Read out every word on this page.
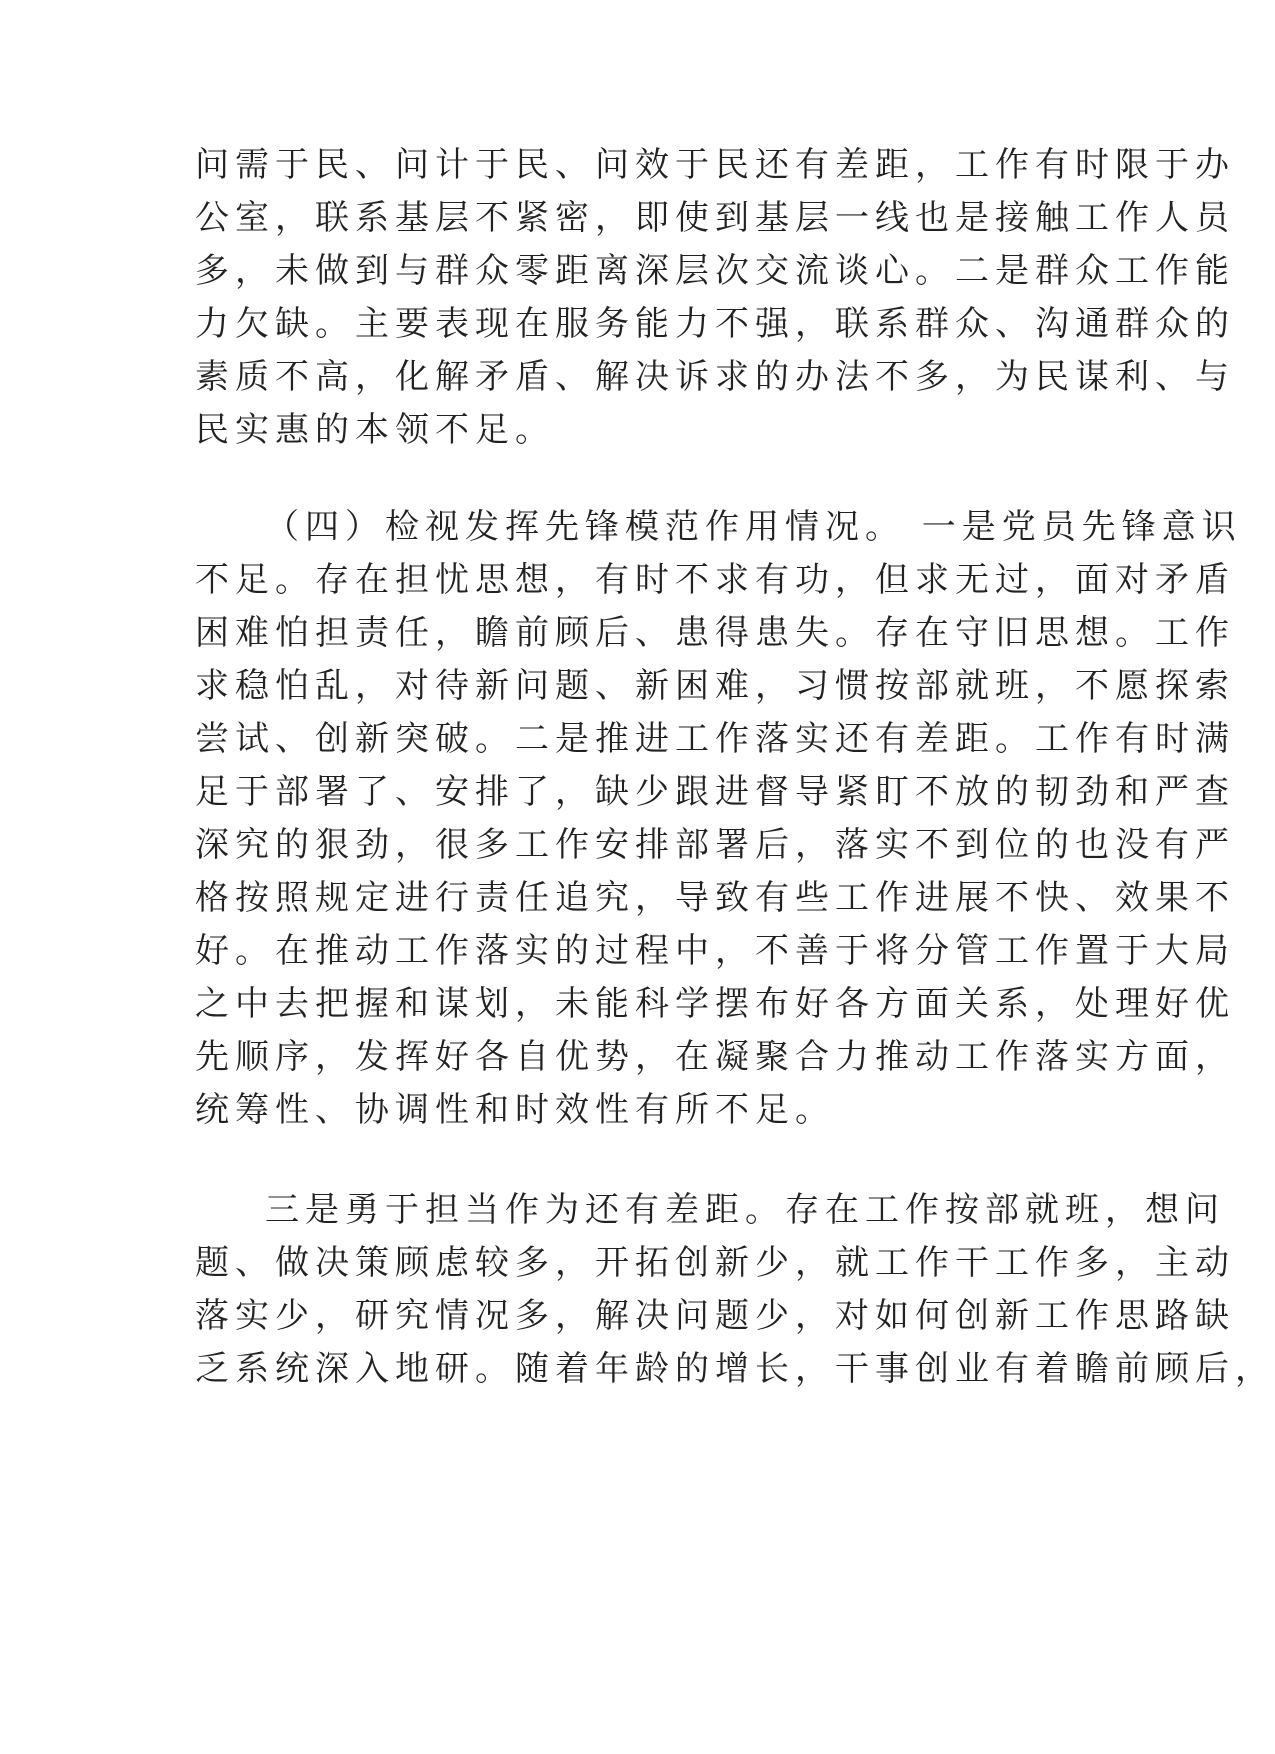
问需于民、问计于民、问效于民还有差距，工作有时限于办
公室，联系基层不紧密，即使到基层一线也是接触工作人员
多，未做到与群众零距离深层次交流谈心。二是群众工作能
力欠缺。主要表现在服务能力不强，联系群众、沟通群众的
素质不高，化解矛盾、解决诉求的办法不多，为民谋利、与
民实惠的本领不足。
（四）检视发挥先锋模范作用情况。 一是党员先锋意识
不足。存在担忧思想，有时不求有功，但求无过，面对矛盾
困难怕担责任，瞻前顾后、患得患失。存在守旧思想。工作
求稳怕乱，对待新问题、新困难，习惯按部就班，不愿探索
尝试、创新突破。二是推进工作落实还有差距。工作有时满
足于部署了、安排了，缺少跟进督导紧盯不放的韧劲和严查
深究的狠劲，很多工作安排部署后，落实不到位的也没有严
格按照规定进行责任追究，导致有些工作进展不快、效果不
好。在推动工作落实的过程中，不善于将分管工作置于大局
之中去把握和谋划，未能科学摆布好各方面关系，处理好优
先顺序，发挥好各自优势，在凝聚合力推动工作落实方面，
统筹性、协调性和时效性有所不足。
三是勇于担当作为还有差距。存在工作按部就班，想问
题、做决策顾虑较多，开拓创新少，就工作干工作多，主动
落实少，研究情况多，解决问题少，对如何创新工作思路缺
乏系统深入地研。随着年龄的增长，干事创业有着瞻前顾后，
○ ○ ○ ○
Task description:
Write out the entries again, exactly as given, skipping any images.

Complete output:
Read out every word on this page.
问需于民、问计于民、问效于民还有差距，工作有时限于办
公室，联系基层不紧密，即使到基层一线也是接触工作人员
多，未做到与群众零距离深层次交流谈心。二是群众工作能
力欠缺。主要表现在服务能力不强，联系群众、沟通群众的
素质不高，化解矛盾、解决诉求的办法不多，为民谋利、与
民实惠的本领不足。
（四）检视发挥先锋模范作用情况。 一是党员先锋意识
不足。存在担忧思想，有时不求有功，但求无过，面对矛盾
困难怕担责任，瞻前顾后、患得患失。存在守旧思想。工作
求稳怕乱，对待新问题、新困难，习惯按部就班，不愿探索
尝试、创新突破。二是推进工作落实还有差距。工作有时满
足于部署了、安排了，缺少跟进督导紧盯不放的韧劲和严查
深究的狠劲，很多工作安排部署后，落实不到位的也没有严
格按照规定进行责任追究，导致有些工作进展不快、效果不
好。在推动工作落实的过程中，不善于将分管工作置于大局
之中去把握和谋划，未能科学摆布好各方面关系，处理好优
先顺序，发挥好各自优势，在凝聚合力推动工作落实方面，
统筹性、协调性和时效性有所不足。
三是勇于担当作为还有差距。存在工作按部就班，想问
题、做决策顾虑较多，开拓创新少，就工作干工作多，主动
落实少，研究情况多，解决问题少，对如何创新工作思路缺
乏系统深入地研。随着年龄的增长，干事创业有着瞻前顾后，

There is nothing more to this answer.